◆ **EXERCISE REQUIREMENTS**:
Copy the material from its first line through the line containing "help-link[interactable]: Help bbox=[1741, 19, 1772, 36]", changing every "category-amount" to "category-total" and leaving everything else as it is.

— Start of SUPPLIED ENTRIES —

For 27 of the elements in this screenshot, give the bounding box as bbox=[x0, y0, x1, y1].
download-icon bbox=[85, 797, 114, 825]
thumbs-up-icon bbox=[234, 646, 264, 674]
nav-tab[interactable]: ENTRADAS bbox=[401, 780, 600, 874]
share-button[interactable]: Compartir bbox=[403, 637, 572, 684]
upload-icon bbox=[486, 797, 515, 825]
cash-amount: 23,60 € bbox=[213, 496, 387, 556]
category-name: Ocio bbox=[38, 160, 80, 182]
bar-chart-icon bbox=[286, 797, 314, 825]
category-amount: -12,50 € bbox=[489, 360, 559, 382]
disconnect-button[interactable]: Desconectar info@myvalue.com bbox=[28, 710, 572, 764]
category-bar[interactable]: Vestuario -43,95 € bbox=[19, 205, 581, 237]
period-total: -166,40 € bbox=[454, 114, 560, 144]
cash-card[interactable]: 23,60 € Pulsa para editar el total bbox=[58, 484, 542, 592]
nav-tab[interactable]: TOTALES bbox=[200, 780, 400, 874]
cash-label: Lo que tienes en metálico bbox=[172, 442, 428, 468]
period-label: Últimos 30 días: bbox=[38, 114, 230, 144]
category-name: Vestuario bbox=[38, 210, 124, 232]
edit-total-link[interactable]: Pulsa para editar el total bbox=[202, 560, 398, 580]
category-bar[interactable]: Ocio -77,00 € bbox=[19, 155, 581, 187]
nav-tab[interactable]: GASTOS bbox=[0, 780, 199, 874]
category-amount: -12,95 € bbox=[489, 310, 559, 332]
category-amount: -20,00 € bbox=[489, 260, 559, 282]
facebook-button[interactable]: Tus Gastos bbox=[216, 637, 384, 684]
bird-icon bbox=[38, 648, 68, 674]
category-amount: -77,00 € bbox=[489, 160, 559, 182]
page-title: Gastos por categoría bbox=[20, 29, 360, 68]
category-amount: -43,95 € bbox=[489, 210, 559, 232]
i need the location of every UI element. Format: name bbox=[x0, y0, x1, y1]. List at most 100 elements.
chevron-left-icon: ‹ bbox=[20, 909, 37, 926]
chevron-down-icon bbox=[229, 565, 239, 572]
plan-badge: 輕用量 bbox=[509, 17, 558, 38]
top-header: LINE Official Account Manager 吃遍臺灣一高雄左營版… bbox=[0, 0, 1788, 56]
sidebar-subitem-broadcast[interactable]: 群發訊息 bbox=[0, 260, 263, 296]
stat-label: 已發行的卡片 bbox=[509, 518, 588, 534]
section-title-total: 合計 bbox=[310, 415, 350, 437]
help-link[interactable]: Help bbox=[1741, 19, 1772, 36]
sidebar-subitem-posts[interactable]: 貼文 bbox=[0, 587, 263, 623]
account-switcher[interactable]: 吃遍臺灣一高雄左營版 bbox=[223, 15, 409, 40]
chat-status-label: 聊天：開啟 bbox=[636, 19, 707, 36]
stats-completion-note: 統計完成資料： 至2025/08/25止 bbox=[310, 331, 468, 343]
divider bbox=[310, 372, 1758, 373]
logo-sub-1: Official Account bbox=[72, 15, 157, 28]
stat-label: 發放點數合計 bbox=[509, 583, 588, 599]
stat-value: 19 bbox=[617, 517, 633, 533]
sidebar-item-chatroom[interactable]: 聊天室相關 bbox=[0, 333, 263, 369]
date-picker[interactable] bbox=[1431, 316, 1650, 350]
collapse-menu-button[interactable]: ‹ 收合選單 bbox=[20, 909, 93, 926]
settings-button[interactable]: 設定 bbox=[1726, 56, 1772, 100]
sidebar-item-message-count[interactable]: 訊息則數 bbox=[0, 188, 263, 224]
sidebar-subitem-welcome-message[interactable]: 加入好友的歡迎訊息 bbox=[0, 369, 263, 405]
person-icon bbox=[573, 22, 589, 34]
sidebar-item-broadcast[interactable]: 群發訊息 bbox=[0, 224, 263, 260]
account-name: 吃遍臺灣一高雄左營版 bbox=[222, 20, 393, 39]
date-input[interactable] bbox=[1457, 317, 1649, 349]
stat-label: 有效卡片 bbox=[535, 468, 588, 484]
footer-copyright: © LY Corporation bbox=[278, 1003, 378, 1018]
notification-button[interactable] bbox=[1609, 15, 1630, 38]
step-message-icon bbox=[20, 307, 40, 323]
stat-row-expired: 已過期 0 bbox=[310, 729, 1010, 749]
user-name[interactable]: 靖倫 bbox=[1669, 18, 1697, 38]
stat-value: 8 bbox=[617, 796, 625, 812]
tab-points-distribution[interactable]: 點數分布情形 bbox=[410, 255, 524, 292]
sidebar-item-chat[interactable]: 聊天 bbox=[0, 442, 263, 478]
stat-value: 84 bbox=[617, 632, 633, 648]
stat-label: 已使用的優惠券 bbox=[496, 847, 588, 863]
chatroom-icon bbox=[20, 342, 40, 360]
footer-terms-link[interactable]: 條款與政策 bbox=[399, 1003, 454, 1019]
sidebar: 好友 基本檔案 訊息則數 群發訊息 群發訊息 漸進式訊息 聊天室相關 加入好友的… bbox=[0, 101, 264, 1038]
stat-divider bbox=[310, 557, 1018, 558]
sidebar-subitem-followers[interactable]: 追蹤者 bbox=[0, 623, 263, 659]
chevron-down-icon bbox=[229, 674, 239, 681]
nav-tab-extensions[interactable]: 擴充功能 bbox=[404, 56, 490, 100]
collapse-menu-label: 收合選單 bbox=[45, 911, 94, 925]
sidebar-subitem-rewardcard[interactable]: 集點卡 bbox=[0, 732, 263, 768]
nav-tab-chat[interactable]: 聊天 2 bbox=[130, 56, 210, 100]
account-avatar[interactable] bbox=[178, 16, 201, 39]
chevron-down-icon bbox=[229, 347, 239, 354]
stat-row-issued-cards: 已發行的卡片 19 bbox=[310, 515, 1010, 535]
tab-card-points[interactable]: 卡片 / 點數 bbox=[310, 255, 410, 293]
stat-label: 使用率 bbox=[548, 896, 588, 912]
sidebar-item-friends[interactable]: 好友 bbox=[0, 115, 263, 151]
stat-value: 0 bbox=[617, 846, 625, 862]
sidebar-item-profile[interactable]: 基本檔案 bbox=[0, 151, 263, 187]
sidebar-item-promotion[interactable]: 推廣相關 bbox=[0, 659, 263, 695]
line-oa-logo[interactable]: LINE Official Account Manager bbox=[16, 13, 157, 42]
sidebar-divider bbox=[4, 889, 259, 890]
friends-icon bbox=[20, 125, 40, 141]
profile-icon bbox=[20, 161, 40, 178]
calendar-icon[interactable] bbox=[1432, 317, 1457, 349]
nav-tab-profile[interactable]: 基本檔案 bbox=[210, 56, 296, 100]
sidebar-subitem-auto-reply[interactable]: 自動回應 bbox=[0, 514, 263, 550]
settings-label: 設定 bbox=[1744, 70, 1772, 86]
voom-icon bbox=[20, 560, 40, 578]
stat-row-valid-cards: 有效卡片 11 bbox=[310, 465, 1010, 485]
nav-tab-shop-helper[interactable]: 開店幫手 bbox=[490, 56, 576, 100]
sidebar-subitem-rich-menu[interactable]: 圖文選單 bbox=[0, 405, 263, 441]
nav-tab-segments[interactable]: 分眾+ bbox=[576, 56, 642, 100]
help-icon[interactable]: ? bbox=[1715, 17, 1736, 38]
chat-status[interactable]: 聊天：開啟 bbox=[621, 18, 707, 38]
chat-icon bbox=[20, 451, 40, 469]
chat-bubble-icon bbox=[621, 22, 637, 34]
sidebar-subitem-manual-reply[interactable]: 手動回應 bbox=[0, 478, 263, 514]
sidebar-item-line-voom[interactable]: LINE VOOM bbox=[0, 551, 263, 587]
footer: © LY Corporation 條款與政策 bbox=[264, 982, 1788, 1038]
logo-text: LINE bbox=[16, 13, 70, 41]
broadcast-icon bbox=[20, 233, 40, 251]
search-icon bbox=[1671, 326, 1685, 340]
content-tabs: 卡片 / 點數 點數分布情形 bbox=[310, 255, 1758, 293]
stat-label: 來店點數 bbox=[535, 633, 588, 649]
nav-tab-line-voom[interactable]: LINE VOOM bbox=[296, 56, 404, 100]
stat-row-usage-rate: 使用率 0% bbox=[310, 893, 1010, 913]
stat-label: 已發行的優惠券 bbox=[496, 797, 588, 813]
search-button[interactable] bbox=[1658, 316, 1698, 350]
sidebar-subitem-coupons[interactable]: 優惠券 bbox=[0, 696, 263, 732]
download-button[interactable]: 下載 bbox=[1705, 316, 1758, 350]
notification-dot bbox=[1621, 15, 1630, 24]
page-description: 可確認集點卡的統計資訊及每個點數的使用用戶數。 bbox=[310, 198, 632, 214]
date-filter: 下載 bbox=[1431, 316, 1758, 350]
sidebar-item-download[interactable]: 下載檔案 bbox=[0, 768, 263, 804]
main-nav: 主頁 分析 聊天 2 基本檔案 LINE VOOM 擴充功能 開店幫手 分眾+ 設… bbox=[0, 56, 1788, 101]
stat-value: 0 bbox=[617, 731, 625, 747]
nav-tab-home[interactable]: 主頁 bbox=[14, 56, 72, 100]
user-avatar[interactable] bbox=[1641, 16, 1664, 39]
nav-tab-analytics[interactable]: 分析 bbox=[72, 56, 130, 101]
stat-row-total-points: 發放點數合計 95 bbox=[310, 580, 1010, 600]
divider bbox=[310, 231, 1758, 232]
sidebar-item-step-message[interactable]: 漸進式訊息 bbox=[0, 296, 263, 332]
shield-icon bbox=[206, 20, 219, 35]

— End of SUPPLIED ENTRIES —

◆ **WRITTEN RESPONSE**:
For 27 of the elements in this screenshot, give the bounding box as bbox=[x0, y0, x1, y1].
download-icon bbox=[85, 797, 114, 825]
thumbs-up-icon bbox=[234, 646, 264, 674]
nav-tab[interactable]: ENTRADAS bbox=[401, 780, 600, 874]
share-button[interactable]: Compartir bbox=[403, 637, 572, 684]
upload-icon bbox=[486, 797, 515, 825]
cash-amount: 23,60 € bbox=[213, 496, 387, 556]
category-name: Ocio bbox=[38, 160, 80, 182]
bar-chart-icon bbox=[286, 797, 314, 825]
category-total: -12,50 € bbox=[489, 360, 559, 382]
disconnect-button[interactable]: Desconectar info@myvalue.com bbox=[28, 710, 572, 764]
category-bar[interactable]: Vestuario -43,95 € bbox=[19, 205, 581, 237]
period-total: -166,40 € bbox=[454, 114, 560, 144]
cash-card[interactable]: 23,60 € Pulsa para editar el total bbox=[58, 484, 542, 592]
nav-tab[interactable]: TOTALES bbox=[200, 780, 400, 874]
cash-label: Lo que tienes en metálico bbox=[172, 442, 428, 468]
period-label: Últimos 30 días: bbox=[38, 114, 230, 144]
category-name: Vestuario bbox=[38, 210, 124, 232]
edit-total-link[interactable]: Pulsa para editar el total bbox=[202, 560, 398, 580]
category-bar[interactable]: Ocio -77,00 € bbox=[19, 155, 581, 187]
nav-tab[interactable]: GASTOS bbox=[0, 780, 199, 874]
category-total: -12,95 € bbox=[489, 310, 559, 332]
category-total: -20,00 € bbox=[489, 260, 559, 282]
facebook-button[interactable]: Tus Gastos bbox=[216, 637, 384, 684]
bird-icon bbox=[38, 648, 68, 674]
category-total: -77,00 € bbox=[489, 160, 559, 182]
page-title: Gastos por categoría bbox=[20, 29, 360, 68]
category-total: -43,95 € bbox=[489, 210, 559, 232]
i need the location of every UI element. Format: name bbox=[x0, y0, x1, y1]. List at most 100 elements.
chevron-left-icon: ‹ bbox=[20, 909, 37, 926]
chevron-down-icon bbox=[229, 565, 239, 572]
plan-badge: 輕用量 bbox=[509, 17, 558, 38]
top-header: LINE Official Account Manager 吃遍臺灣一高雄左營版… bbox=[0, 0, 1788, 56]
sidebar-subitem-broadcast[interactable]: 群發訊息 bbox=[0, 260, 263, 296]
stat-label: 已發行的卡片 bbox=[509, 518, 588, 534]
section-title-total: 合計 bbox=[310, 415, 350, 437]
help-link[interactable]: Help bbox=[1741, 19, 1772, 36]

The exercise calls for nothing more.